◆ **What is required**: Quote each record exactly, please, leaving none out.

(Saved entries)
==================================================

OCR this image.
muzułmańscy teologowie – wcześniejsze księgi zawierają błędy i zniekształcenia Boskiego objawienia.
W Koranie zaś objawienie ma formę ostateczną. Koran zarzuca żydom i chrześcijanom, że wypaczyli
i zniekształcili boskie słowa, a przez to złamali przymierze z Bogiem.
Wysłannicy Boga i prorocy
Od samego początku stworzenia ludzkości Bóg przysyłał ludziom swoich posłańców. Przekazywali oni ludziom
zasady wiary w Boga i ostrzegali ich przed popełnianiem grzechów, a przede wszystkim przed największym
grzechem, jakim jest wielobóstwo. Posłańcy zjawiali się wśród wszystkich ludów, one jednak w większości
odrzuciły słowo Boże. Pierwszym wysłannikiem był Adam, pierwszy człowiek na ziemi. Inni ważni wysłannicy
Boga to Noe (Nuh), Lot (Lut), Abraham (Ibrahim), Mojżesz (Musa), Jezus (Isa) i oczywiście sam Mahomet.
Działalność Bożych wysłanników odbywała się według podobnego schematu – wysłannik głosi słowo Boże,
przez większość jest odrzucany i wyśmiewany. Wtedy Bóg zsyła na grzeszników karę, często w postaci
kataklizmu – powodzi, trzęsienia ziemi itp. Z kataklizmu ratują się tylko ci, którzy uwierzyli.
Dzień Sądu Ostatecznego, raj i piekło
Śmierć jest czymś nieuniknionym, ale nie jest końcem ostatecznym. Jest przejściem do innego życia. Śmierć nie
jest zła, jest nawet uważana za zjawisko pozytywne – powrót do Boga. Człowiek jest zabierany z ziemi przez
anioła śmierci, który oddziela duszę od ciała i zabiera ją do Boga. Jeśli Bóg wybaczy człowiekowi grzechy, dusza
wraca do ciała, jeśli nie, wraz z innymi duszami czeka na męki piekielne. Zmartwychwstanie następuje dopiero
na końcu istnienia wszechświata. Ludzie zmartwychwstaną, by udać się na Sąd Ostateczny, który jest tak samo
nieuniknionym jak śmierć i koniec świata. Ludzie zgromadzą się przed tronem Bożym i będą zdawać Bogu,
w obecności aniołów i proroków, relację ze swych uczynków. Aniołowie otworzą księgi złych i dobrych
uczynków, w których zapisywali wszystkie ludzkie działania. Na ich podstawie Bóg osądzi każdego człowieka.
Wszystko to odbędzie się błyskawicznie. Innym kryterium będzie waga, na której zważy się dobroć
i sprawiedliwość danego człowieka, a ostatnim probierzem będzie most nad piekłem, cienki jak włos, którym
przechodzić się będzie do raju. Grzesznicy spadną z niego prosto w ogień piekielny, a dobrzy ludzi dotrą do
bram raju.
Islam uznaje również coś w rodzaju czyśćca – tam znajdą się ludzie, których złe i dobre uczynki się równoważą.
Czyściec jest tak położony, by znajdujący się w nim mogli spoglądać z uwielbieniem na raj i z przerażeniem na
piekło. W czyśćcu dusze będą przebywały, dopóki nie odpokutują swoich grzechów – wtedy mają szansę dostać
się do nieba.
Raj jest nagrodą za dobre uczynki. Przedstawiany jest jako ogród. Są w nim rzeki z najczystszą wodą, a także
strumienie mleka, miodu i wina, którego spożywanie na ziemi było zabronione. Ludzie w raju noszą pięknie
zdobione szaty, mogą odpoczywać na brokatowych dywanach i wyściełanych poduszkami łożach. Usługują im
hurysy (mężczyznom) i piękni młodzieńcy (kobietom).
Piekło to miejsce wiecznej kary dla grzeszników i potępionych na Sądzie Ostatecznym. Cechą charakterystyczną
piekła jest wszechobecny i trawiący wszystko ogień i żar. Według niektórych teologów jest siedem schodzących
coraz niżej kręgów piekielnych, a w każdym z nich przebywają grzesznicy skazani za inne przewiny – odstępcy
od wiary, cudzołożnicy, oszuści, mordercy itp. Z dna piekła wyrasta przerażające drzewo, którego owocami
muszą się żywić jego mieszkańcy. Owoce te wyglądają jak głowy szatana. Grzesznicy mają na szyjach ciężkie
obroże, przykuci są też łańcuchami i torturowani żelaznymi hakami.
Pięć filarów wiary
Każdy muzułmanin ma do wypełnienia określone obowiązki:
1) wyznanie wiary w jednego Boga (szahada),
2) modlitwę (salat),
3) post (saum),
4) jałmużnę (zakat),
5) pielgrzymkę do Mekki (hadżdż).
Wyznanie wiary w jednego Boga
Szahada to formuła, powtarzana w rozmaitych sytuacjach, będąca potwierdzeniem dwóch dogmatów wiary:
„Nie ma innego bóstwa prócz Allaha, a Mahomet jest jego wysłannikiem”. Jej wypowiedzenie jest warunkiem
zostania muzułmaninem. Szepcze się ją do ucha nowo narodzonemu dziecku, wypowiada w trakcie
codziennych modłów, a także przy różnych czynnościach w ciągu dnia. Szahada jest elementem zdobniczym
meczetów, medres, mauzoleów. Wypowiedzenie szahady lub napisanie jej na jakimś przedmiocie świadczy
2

==================================================

◆ **Worked solution**:
OCR this image.
muzułmańscy teologowie – wcześniejsze księgi zawierają błędy i zniekształcenia Boskiego objawienia.
W Koranie zaś objawienie ma formę ostateczną. Koran zarzuca żydom i chrześcijanom, że wypaczyli
i zniekształcili boskie słowa, a przez to złamali przymierze z Bogiem.
Wysłannicy Boga i prorocy
Od samego początku stworzenia ludzkości Bóg przysyłał ludziom swoich posłańców. Przekazywali oni ludziom
zasady wiary w Boga i ostrzegali ich przed popełnianiem grzechów, a przede wszystkim przed największym
grzechem, jakim jest wielobóstwo. Posłańcy zjawiali się wśród wszystkich ludów, one jednak w większości
odrzuciły słowo Boże. Pierwszym wysłannikiem był Adam, pierwszy człowiek na ziemi. Inni ważni wysłannicy
Boga to Noe (Nuh), Lot (Lut), Abraham (Ibrahim), Mojżesz (Musa), Jezus (Isa) i oczywiście sam Mahomet.
Działalność Bożych wysłanników odbywała się według podobnego schematu – wysłannik głosi słowo Boże,
przez większość jest odrzucany i wyśmiewany. Wtedy Bóg zsyła na grzeszników karę, często w postaci
kataklizmu – powodzi, trzęsienia ziemi itp. Z kataklizmu ratują się tylko ci, którzy uwierzyli.
Dzień Sądu Ostatecznego, raj i piekło
Śmierć jest czymś nieuniknionym, ale nie jest końcem ostatecznym. Jest przejściem do innego życia. Śmierć nie
jest zła, jest nawet uważana za zjawisko pozytywne – powrót do Boga. Człowiek jest zabierany z ziemi przez
anioła śmierci, który oddziela duszę od ciała i zabiera ją do Boga. Jeśli Bóg wybaczy człowiekowi grzechy, dusza
wraca do ciała, jeśli nie, wraz z innymi duszami czeka na męki piekielne. Zmartwychwstanie następuje dopiero
na końcu istnienia wszechświata. Ludzie zmartwychwstaną, by udać się na Sąd Ostateczny, który jest tak samo
nieuniknionym jak śmierć i koniec świata. Ludzie zgromadzą się przed tronem Bożym i będą zdawać Bogu,
w obecności aniołów i proroków, relację ze swych uczynków. Aniołowie otworzą księgi złych i dobrych
uczynków, w których zapisywali wszystkie ludzkie działania. Na ich podstawie Bóg osądzi każdego człowieka.
Wszystko to odbędzie się błyskawicznie. Innym kryterium będzie waga, na której zważy się dobroć
i sprawiedliwość danego człowieka, a ostatnim probierzem będzie most nad piekłem, cienki jak włos, którym
przechodzić się będzie do raju. Grzesznicy spadną z niego prosto w ogień piekielny, a dobrzy ludzi dotrą do
bram raju.
Islam uznaje również coś w rodzaju czyśćca – tam znajdą się ludzie, których złe i dobre uczynki się równoważą.
Czyściec jest tak położony, by znajdujący się w nim mogli spoglądać z uwielbieniem na raj i z przerażeniem na
piekło. W czyśćcu dusze będą przebywały, dopóki nie odpokutują swoich grzechów – wtedy mają szansę dostać
się do nieba.
Raj jest nagrodą za dobre uczynki. Przedstawiany jest jako ogród. Są w nim rzeki z najczystszą wodą, a także
strumienie mleka, miodu i wina, którego spożywanie na ziemi było zabronione. Ludzie w raju noszą pięknie
zdobione szaty, mogą odpoczywać na brokatowych dywanach i wyściełanych poduszkami łożach. Usługują im
hurysy (mężczyznom) i piękni młodzieńcy (kobietom).
Piekło to miejsce wiecznej kary dla grzeszników i potępionych na Sądzie Ostatecznym. Cechą charakterystyczną
piekła jest wszechobecny i trawiący wszystko ogień i żar. Według niektórych teologów jest siedem schodzących
coraz niżej kręgów piekielnych, a w każdym z nich przebywają grzesznicy skazani za inne przewiny – odstępcy
od wiary, cudzołożnicy, oszuści, mordercy itp. Z dna piekła wyrasta przerażające drzewo, którego owocami
muszą się żywić jego mieszkańcy. Owoce te wyglądają jak głowy szatana. Grzesznicy mają na szyjach ciężkie
obroże, przykuci są też łańcuchami i torturowani żelaznymi hakami.
Pięć filarów wiary
Każdy muzułmanin ma do wypełnienia określone obowiązki:
1) wyznanie wiary w jednego Boga (szahada),
2) modlitwę (salat),
3) post (saum),
4) jałmużnę (zakat),
5) pielgrzymkę do Mekki (hadżdż).
Wyznanie wiary w jednego Boga
Szahada to formuła, powtarzana w rozmaitych sytuacjach, będąca potwierdzeniem dwóch dogmatów wiary:
„Nie ma innego bóstwa prócz Allaha, a Mahomet jest jego wysłannikiem”. Jej wypowiedzenie jest warunkiem
zostania muzułmaninem. Szepcze się ją do ucha nowo narodzonemu dziecku, wypowiada w trakcie
codziennych modłów, a także przy różnych czynnościach w ciągu dnia. Szahada jest elementem zdobniczym
meczetów, medres, mauzoleów. Wypowiedzenie szahady lub napisanie jej na jakimś przedmiocie świadczy
2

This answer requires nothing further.